**Work to do**
Give the number of lines in the records below that include "this", and nothing more.

[START OF Supplied entries]

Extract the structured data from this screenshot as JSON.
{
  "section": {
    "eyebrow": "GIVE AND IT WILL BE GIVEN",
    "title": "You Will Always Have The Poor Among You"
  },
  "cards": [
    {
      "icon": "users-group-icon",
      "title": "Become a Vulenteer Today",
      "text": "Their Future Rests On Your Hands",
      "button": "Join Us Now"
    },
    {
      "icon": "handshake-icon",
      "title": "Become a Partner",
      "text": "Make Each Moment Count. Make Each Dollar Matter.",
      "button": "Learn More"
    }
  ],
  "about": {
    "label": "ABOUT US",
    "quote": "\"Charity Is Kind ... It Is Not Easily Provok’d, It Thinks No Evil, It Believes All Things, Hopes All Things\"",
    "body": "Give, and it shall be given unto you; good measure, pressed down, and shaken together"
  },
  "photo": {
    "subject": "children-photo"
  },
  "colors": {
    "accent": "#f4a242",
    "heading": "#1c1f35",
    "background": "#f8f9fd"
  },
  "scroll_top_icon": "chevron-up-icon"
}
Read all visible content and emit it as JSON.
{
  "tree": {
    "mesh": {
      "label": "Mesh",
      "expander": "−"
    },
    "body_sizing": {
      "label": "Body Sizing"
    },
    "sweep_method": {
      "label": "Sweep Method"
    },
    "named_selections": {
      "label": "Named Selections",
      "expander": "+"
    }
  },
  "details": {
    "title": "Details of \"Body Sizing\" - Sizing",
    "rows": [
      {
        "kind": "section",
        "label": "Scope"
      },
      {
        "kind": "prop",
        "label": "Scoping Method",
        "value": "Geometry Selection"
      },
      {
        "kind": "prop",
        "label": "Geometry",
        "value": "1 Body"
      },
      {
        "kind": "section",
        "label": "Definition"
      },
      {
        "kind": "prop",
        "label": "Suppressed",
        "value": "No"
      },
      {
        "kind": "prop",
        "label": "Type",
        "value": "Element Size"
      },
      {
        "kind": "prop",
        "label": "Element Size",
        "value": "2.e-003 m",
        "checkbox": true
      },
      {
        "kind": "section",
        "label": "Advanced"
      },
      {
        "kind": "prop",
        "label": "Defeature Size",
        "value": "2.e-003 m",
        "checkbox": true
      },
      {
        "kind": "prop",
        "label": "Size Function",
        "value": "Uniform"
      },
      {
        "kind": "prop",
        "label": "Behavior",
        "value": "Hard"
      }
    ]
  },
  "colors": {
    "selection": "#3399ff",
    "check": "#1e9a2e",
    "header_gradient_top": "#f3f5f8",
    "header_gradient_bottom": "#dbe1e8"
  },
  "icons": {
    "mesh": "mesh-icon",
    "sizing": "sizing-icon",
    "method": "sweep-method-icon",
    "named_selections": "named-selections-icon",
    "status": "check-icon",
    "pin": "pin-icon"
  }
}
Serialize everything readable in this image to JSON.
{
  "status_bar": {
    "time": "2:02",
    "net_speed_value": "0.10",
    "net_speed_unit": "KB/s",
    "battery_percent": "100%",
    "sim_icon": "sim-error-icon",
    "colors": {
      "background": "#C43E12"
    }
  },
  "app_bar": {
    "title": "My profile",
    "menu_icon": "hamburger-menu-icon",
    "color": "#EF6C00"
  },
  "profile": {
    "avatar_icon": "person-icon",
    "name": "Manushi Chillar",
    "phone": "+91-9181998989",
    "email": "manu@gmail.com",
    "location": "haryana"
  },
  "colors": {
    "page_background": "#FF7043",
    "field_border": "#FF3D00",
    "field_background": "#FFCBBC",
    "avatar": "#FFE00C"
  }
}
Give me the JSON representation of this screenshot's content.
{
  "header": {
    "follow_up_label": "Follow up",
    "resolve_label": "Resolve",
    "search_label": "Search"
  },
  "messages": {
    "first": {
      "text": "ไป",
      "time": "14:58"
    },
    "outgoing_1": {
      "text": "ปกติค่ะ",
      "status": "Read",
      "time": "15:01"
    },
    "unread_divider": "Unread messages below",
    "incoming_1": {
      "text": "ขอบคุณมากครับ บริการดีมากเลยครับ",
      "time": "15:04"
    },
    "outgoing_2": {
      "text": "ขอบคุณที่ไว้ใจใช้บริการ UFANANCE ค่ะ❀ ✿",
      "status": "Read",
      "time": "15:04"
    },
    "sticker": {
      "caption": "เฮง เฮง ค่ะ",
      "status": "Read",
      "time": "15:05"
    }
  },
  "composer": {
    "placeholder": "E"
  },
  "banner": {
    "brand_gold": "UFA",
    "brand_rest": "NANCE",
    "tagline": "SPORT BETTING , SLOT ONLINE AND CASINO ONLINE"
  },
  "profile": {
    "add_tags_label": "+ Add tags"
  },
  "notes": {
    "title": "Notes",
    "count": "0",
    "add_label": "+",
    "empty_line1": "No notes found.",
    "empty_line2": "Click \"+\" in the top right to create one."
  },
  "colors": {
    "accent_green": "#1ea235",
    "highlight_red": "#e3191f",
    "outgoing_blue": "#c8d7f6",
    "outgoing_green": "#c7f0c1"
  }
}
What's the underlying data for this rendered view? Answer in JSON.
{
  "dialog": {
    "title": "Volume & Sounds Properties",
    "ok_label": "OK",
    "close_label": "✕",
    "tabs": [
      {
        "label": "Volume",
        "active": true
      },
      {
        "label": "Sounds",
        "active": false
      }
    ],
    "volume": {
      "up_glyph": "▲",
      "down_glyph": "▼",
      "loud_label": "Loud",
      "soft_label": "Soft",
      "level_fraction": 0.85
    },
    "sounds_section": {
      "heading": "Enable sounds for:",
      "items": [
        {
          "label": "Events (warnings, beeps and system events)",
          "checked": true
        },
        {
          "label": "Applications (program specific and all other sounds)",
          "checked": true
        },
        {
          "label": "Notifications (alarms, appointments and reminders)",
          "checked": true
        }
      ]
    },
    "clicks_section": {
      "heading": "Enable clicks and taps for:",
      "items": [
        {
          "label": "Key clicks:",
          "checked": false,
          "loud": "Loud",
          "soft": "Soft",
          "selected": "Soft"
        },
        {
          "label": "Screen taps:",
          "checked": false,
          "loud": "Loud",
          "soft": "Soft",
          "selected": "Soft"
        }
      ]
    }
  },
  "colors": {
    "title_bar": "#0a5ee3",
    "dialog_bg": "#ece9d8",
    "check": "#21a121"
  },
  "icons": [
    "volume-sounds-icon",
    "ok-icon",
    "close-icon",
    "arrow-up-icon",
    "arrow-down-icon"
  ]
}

[END OF Supplied entries]

**Correct response**
4